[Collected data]
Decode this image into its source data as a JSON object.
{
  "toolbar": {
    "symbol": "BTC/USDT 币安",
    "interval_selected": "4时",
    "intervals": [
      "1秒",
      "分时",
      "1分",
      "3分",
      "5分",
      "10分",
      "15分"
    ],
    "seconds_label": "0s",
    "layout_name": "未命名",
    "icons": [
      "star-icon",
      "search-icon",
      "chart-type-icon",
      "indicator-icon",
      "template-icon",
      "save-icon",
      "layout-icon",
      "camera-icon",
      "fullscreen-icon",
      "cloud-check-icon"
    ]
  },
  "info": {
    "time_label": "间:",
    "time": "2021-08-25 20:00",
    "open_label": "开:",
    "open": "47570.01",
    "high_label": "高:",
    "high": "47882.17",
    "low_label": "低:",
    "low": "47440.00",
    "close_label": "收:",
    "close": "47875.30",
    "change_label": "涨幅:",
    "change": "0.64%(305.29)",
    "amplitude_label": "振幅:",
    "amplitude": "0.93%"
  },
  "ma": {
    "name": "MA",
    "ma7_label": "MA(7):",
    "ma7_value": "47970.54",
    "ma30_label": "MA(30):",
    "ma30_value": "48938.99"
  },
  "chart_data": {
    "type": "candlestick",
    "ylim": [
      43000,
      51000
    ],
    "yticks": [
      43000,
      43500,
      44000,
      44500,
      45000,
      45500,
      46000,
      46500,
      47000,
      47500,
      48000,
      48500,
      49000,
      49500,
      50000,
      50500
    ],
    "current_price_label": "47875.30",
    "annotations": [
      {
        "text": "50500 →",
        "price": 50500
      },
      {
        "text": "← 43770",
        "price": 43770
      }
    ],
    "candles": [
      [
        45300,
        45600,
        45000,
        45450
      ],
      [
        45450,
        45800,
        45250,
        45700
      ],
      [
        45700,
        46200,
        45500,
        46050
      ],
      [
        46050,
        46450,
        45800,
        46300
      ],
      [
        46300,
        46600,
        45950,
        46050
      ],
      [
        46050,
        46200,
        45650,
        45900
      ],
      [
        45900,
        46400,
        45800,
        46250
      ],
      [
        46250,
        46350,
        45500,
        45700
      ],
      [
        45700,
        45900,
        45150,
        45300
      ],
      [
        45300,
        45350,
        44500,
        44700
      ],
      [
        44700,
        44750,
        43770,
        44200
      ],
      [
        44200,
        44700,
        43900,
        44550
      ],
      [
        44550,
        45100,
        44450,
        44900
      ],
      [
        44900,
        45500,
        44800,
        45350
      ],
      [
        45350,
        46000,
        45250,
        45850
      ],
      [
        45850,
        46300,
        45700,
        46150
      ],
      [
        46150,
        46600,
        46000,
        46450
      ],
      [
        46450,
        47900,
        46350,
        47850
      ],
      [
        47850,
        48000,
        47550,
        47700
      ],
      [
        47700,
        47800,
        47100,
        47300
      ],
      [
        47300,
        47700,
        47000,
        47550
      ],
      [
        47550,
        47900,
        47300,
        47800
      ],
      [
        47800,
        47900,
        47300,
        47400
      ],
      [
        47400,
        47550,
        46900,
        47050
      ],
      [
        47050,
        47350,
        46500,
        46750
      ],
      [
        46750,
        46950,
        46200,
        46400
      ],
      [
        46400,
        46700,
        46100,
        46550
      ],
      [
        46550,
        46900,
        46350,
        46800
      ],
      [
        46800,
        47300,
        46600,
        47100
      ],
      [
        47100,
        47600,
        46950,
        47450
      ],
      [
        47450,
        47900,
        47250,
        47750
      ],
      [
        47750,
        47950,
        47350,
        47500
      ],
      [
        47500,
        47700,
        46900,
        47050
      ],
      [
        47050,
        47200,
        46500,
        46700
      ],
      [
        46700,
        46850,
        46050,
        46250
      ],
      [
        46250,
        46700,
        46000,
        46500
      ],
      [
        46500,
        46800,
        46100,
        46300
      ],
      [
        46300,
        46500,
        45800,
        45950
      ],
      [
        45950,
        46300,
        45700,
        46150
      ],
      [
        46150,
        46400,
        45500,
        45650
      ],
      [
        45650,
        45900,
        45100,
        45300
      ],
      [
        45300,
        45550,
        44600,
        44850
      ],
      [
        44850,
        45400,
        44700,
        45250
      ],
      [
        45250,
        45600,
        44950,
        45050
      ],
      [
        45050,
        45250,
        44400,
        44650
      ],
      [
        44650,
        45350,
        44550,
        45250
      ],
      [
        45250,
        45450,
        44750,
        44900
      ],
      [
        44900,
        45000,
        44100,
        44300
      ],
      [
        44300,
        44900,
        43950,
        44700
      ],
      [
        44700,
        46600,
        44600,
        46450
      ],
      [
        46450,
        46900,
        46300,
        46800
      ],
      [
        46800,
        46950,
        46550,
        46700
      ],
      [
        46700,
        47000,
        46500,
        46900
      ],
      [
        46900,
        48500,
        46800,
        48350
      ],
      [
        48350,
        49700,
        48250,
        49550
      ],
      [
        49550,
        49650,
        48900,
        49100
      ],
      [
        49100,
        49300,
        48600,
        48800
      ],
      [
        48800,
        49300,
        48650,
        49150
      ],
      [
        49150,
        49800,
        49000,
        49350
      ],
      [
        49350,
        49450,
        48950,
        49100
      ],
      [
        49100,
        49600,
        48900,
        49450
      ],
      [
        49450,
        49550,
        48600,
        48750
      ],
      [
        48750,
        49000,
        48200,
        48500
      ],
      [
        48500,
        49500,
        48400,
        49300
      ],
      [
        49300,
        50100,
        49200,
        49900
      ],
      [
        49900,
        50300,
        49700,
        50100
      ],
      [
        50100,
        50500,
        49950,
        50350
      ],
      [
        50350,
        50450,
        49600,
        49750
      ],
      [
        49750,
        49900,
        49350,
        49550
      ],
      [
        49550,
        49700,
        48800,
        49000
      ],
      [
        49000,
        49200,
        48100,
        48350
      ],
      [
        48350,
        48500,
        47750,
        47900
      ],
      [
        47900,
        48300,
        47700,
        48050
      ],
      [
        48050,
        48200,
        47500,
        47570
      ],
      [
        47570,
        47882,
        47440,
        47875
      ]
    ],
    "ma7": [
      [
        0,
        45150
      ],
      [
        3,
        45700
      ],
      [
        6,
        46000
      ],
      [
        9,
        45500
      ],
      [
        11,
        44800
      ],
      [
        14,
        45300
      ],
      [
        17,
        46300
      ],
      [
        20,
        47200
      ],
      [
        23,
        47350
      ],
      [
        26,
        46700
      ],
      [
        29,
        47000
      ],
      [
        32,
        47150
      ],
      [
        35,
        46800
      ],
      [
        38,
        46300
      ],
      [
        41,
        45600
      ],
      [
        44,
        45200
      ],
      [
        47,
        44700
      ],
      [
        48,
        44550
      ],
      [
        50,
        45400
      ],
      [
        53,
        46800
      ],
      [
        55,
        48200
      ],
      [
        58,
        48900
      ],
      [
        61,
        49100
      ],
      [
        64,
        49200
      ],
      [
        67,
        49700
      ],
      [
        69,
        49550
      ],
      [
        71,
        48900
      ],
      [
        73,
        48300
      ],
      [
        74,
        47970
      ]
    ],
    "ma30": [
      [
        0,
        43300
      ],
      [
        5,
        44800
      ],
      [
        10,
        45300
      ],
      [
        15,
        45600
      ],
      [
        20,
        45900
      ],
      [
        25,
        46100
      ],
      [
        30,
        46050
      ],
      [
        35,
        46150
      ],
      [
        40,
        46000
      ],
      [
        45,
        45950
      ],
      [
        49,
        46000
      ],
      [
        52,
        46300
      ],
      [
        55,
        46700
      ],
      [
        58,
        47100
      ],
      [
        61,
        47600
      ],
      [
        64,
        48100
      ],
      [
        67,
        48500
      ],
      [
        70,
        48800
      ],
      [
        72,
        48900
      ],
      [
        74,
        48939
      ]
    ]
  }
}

GOAL:
Copy all of the data. Keep every word exactly as it is.

ANSWER BELOW:
Decode this image into its source data as a JSON object.
{
  "toolbar": {
    "symbol": "BTC/USDT 币安",
    "interval_selected": "4时",
    "intervals": [
      "1秒",
      "分时",
      "1分",
      "3分",
      "5分",
      "10分",
      "15分"
    ],
    "seconds_label": "0s",
    "layout_name": "未命名",
    "icons": [
      "star-icon",
      "search-icon",
      "chart-type-icon",
      "indicator-icon",
      "template-icon",
      "save-icon",
      "layout-icon",
      "camera-icon",
      "fullscreen-icon",
      "cloud-check-icon"
    ]
  },
  "info": {
    "time_label": "间:",
    "time": "2021-08-25 20:00",
    "open_label": "开:",
    "open": "47570.01",
    "high_label": "高:",
    "high": "47882.17",
    "low_label": "低:",
    "low": "47440.00",
    "close_label": "收:",
    "close": "47875.30",
    "change_label": "涨幅:",
    "change": "0.64%(305.29)",
    "amplitude_label": "振幅:",
    "amplitude": "0.93%"
  },
  "ma": {
    "name": "MA",
    "ma7_label": "MA(7):",
    "ma7_value": "47970.54",
    "ma30_label": "MA(30):",
    "ma30_value": "48938.99"
  },
  "chart_data": {
    "type": "candlestick",
    "ylim": [
      43000,
      51000
    ],
    "yticks": [
      43000,
      43500,
      44000,
      44500,
      45000,
      45500,
      46000,
      46500,
      47000,
      47500,
      48000,
      48500,
      49000,
      49500,
      50000,
      50500
    ],
    "current_price_label": "47875.30",
    "annotations": [
      {
        "text": "50500 →",
        "price": 50500
      },
      {
        "text": "← 43770",
        "price": 43770
      }
    ],
    "candles": [
      [
        45300,
        45600,
        45000,
        45450
      ],
      [
        45450,
        45800,
        45250,
        45700
      ],
      [
        45700,
        46200,
        45500,
        46050
      ],
      [
        46050,
        46450,
        45800,
        46300
      ],
      [
        46300,
        46600,
        45950,
        46050
      ],
      [
        46050,
        46200,
        45650,
        45900
      ],
      [
        45900,
        46400,
        45800,
        46250
      ],
      [
        46250,
        46350,
        45500,
        45700
      ],
      [
        45700,
        45900,
        45150,
        45300
      ],
      [
        45300,
        45350,
        44500,
        44700
      ],
      [
        44700,
        44750,
        43770,
        44200
      ],
      [
        44200,
        44700,
        43900,
        44550
      ],
      [
        44550,
        45100,
        44450,
        44900
      ],
      [
        44900,
        45500,
        44800,
        45350
      ],
      [
        45350,
        46000,
        45250,
        45850
      ],
      [
        45850,
        46300,
        45700,
        46150
      ],
      [
        46150,
        46600,
        46000,
        46450
      ],
      [
        46450,
        47900,
        46350,
        47850
      ],
      [
        47850,
        48000,
        47550,
        47700
      ],
      [
        47700,
        47800,
        47100,
        47300
      ],
      [
        47300,
        47700,
        47000,
        47550
      ],
      [
        47550,
        47900,
        47300,
        47800
      ],
      [
        47800,
        47900,
        47300,
        47400
      ],
      [
        47400,
        47550,
        46900,
        47050
      ],
      [
        47050,
        47350,
        46500,
        46750
      ],
      [
        46750,
        46950,
        46200,
        46400
      ],
      [
        46400,
        46700,
        46100,
        46550
      ],
      [
        46550,
        46900,
        46350,
        46800
      ],
      [
        46800,
        47300,
        46600,
        47100
      ],
      [
        47100,
        47600,
        46950,
        47450
      ],
      [
        47450,
        47900,
        47250,
        47750
      ],
      [
        47750,
        47950,
        47350,
        47500
      ],
      [
        47500,
        47700,
        46900,
        47050
      ],
      [
        47050,
        47200,
        46500,
        46700
      ],
      [
        46700,
        46850,
        46050,
        46250
      ],
      [
        46250,
        46700,
        46000,
        46500
      ],
      [
        46500,
        46800,
        46100,
        46300
      ],
      [
        46300,
        46500,
        45800,
        45950
      ],
      [
        45950,
        46300,
        45700,
        46150
      ],
      [
        46150,
        46400,
        45500,
        45650
      ],
      [
        45650,
        45900,
        45100,
        45300
      ],
      [
        45300,
        45550,
        44600,
        44850
      ],
      [
        44850,
        45400,
        44700,
        45250
      ],
      [
        45250,
        45600,
        44950,
        45050
      ],
      [
        45050,
        45250,
        44400,
        44650
      ],
      [
        44650,
        45350,
        44550,
        45250
      ],
      [
        45250,
        45450,
        44750,
        44900
      ],
      [
        44900,
        45000,
        44100,
        44300
      ],
      [
        44300,
        44900,
        43950,
        44700
      ],
      [
        44700,
        46600,
        44600,
        46450
      ],
      [
        46450,
        46900,
        46300,
        46800
      ],
      [
        46800,
        46950,
        46550,
        46700
      ],
      [
        46700,
        47000,
        46500,
        46900
      ],
      [
        46900,
        48500,
        46800,
        48350
      ],
      [
        48350,
        49700,
        48250,
        49550
      ],
      [
        49550,
        49650,
        48900,
        49100
      ],
      [
        49100,
        49300,
        48600,
        48800
      ],
      [
        48800,
        49300,
        48650,
        49150
      ],
      [
        49150,
        49800,
        49000,
        49350
      ],
      [
        49350,
        49450,
        48950,
        49100
      ],
      [
        49100,
        49600,
        48900,
        49450
      ],
      [
        49450,
        49550,
        48600,
        48750
      ],
      [
        48750,
        49000,
        48200,
        48500
      ],
      [
        48500,
        49500,
        48400,
        49300
      ],
      [
        49300,
        50100,
        49200,
        49900
      ],
      [
        49900,
        50300,
        49700,
        50100
      ],
      [
        50100,
        50500,
        49950,
        50350
      ],
      [
        50350,
        50450,
        49600,
        49750
      ],
      [
        49750,
        49900,
        49350,
        49550
      ],
      [
        49550,
        49700,
        48800,
        49000
      ],
      [
        49000,
        49200,
        48100,
        48350
      ],
      [
        48350,
        48500,
        47750,
        47900
      ],
      [
        47900,
        48300,
        47700,
        48050
      ],
      [
        48050,
        48200,
        47500,
        47570
      ],
      [
        47570,
        47882,
        47440,
        47875
      ]
    ],
    "ma7": [
      [
        0,
        45150
      ],
      [
        3,
        45700
      ],
      [
        6,
        46000
      ],
      [
        9,
        45500
      ],
      [
        11,
        44800
      ],
      [
        14,
        45300
      ],
      [
        17,
        46300
      ],
      [
        20,
        47200
      ],
      [
        23,
        47350
      ],
      [
        26,
        46700
      ],
      [
        29,
        47000
      ],
      [
        32,
        47150
      ],
      [
        35,
        46800
      ],
      [
        38,
        46300
      ],
      [
        41,
        45600
      ],
      [
        44,
        45200
      ],
      [
        47,
        44700
      ],
      [
        48,
        44550
      ],
      [
        50,
        45400
      ],
      [
        53,
        46800
      ],
      [
        55,
        48200
      ],
      [
        58,
        48900
      ],
      [
        61,
        49100
      ],
      [
        64,
        49200
      ],
      [
        67,
        49700
      ],
      [
        69,
        49550
      ],
      [
        71,
        48900
      ],
      [
        73,
        48300
      ],
      [
        74,
        47970
      ]
    ],
    "ma30": [
      [
        0,
        43300
      ],
      [
        5,
        44800
      ],
      [
        10,
        45300
      ],
      [
        15,
        45600
      ],
      [
        20,
        45900
      ],
      [
        25,
        46100
      ],
      [
        30,
        46050
      ],
      [
        35,
        46150
      ],
      [
        40,
        46000
      ],
      [
        45,
        45950
      ],
      [
        49,
        46000
      ],
      [
        52,
        46300
      ],
      [
        55,
        46700
      ],
      [
        58,
        47100
      ],
      [
        61,
        47600
      ],
      [
        64,
        48100
      ],
      [
        67,
        48500
      ],
      [
        70,
        48800
      ],
      [
        72,
        48900
      ],
      [
        74,
        48939
      ]
    ]
  }
}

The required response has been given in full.